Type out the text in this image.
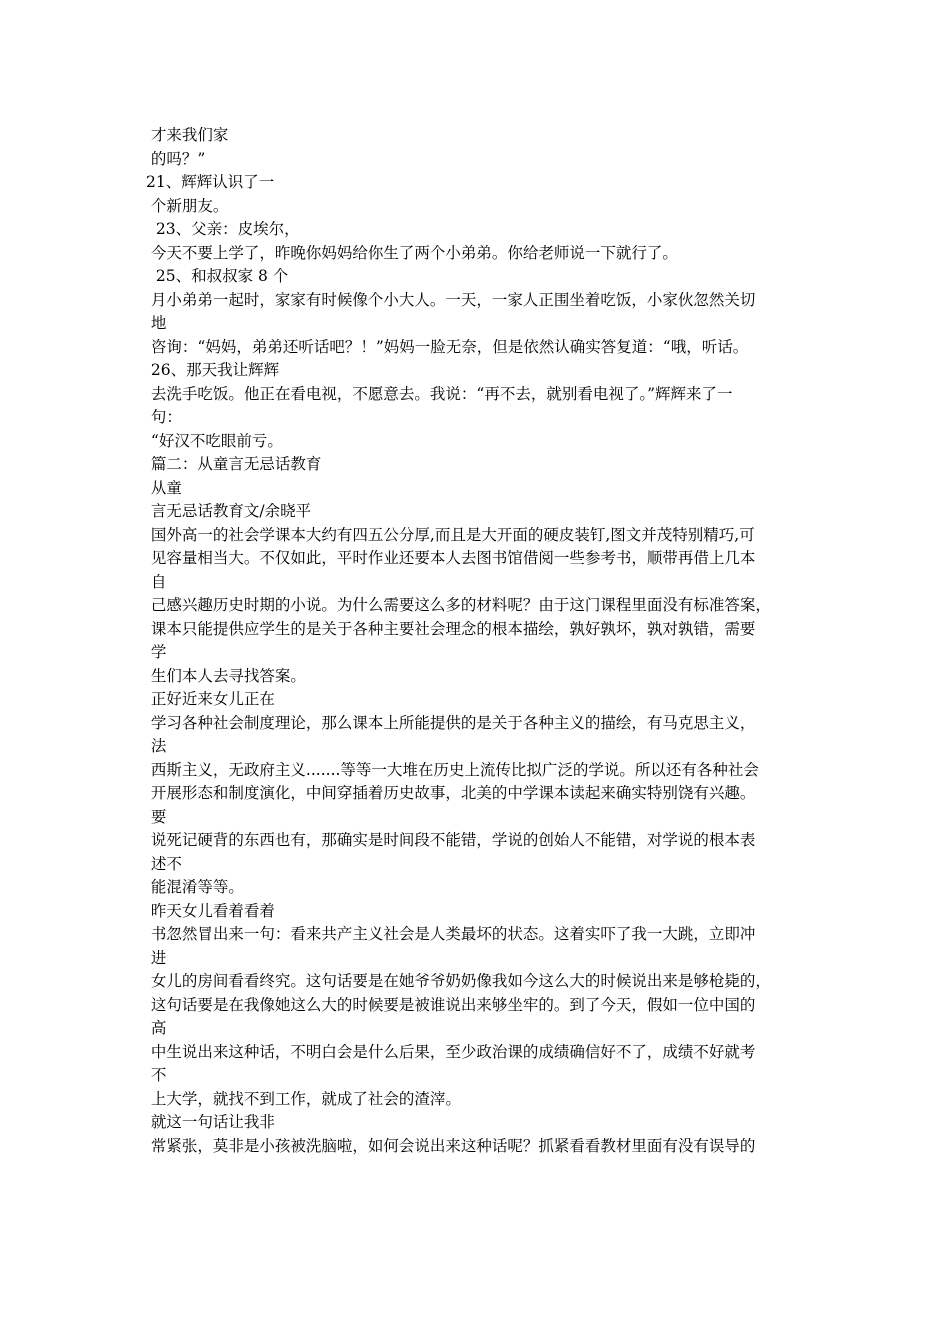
才来我们家
的吗？”
21、辉辉认识了一
个新朋友。
23、父亲：皮埃尔，
今天不要上学了，昨晚你妈妈给你生了两个小弟弟。你给老师说一下就行了。
25、和叔叔家 8 个
月小弟弟一起时，家家有时候像个小大人。一天，一家人正围坐着吃饭，小家伙忽然关切
地
咨询：“妈妈，弟弟还听话吧？！”妈妈一脸无奈，但是依然认确实答复道：“哦，听话。
26、那天我让辉辉
去洗手吃饭。他正在看电视，不愿意去。我说：“再不去，就别看电视了。”辉辉来了一
句：
“好汉不吃眼前亏。
篇二：从童言无忌话教育
从童
言无忌话教育文/余晓平
国外高一的社会学课本大约有四五公分厚,而且是大开面的硬皮装钉,图文并茂特别精巧,可
见容量相当大。不仅如此，平时作业还要本人去图书馆借阅一些参考书，顺带再借上几本
自
己感兴趣历史时期的小说。为什么需要这么多的材料呢？由于这门课程里面没有标准答案，
课本只能提供应学生的是关于各种主要社会理念的根本描绘，孰好孰坏，孰对孰错，需要
学
生们本人去寻找答案。
正好近来女儿正在
学习各种社会制度理论，那么课本上所能提供的是关于各种主义的描绘，有马克思主义，
法
西斯主义，无政府主义.......等等一大堆在历史上流传比拟广泛的学说。所以还有各种社会
开展形态和制度演化，中间穿插着历史故事，北美的中学课本读起来确实特别饶有兴趣。
要
说死记硬背的东西也有，那确实是时间段不能错，学说的创始人不能错，对学说的根本表
述不
能混淆等等。
昨天女儿看着看着
书忽然冒出来一句：看来共产主义社会是人类最坏的状态。这着实吓了我一大跳，立即冲
进
女儿的房间看看终究。这句话要是在她爷爷奶奶像我如今这么大的时候说出来是够枪毙的，
这句话要是在我像她这么大的时候要是被谁说出来够坐牢的。到了今天，假如一位中国的
高
中生说出来这种话，不明白会是什么后果，至少政治课的成绩确信好不了，成绩不好就考
不
上大学，就找不到工作，就成了社会的渣滓。
就这一句话让我非
常紧张，莫非是小孩被洗脑啦，如何会说出来这种话呢？抓紧看看教材里面有没有误导的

_ _ _ _ _ _ _

* _Goal_
Repeat each record exactly, with the pictures left out.

* _The reply_
Type out the text in this image.
才来我们家
的吗？”
21、辉辉认识了一
个新朋友。
23、父亲：皮埃尔，
今天不要上学了，昨晚你妈妈给你生了两个小弟弟。你给老师说一下就行了。
25、和叔叔家 8 个
月小弟弟一起时，家家有时候像个小大人。一天，一家人正围坐着吃饭，小家伙忽然关切
地
咨询：“妈妈，弟弟还听话吧？！”妈妈一脸无奈，但是依然认确实答复道：“哦，听话。
26、那天我让辉辉
去洗手吃饭。他正在看电视，不愿意去。我说：“再不去，就别看电视了。”辉辉来了一
句：
“好汉不吃眼前亏。
篇二：从童言无忌话教育
从童
言无忌话教育文/余晓平
国外高一的社会学课本大约有四五公分厚,而且是大开面的硬皮装钉,图文并茂特别精巧,可
见容量相当大。不仅如此，平时作业还要本人去图书馆借阅一些参考书，顺带再借上几本
自
己感兴趣历史时期的小说。为什么需要这么多的材料呢？由于这门课程里面没有标准答案，
课本只能提供应学生的是关于各种主要社会理念的根本描绘，孰好孰坏，孰对孰错，需要
学
生们本人去寻找答案。
正好近来女儿正在
学习各种社会制度理论，那么课本上所能提供的是关于各种主义的描绘，有马克思主义，
法
西斯主义，无政府主义.......等等一大堆在历史上流传比拟广泛的学说。所以还有各种社会
开展形态和制度演化，中间穿插着历史故事，北美的中学课本读起来确实特别饶有兴趣。
要
说死记硬背的东西也有，那确实是时间段不能错，学说的创始人不能错，对学说的根本表
述不
能混淆等等。
昨天女儿看着看着
书忽然冒出来一句：看来共产主义社会是人类最坏的状态。这着实吓了我一大跳，立即冲
进
女儿的房间看看终究。这句话要是在她爷爷奶奶像我如今这么大的时候说出来是够枪毙的，
这句话要是在我像她这么大的时候要是被谁说出来够坐牢的。到了今天，假如一位中国的
高
中生说出来这种话，不明白会是什么后果，至少政治课的成绩确信好不了，成绩不好就考
不
上大学，就找不到工作，就成了社会的渣滓。
就这一句话让我非
常紧张，莫非是小孩被洗脑啦，如何会说出来这种话呢？抓紧看看教材里面有没有误导的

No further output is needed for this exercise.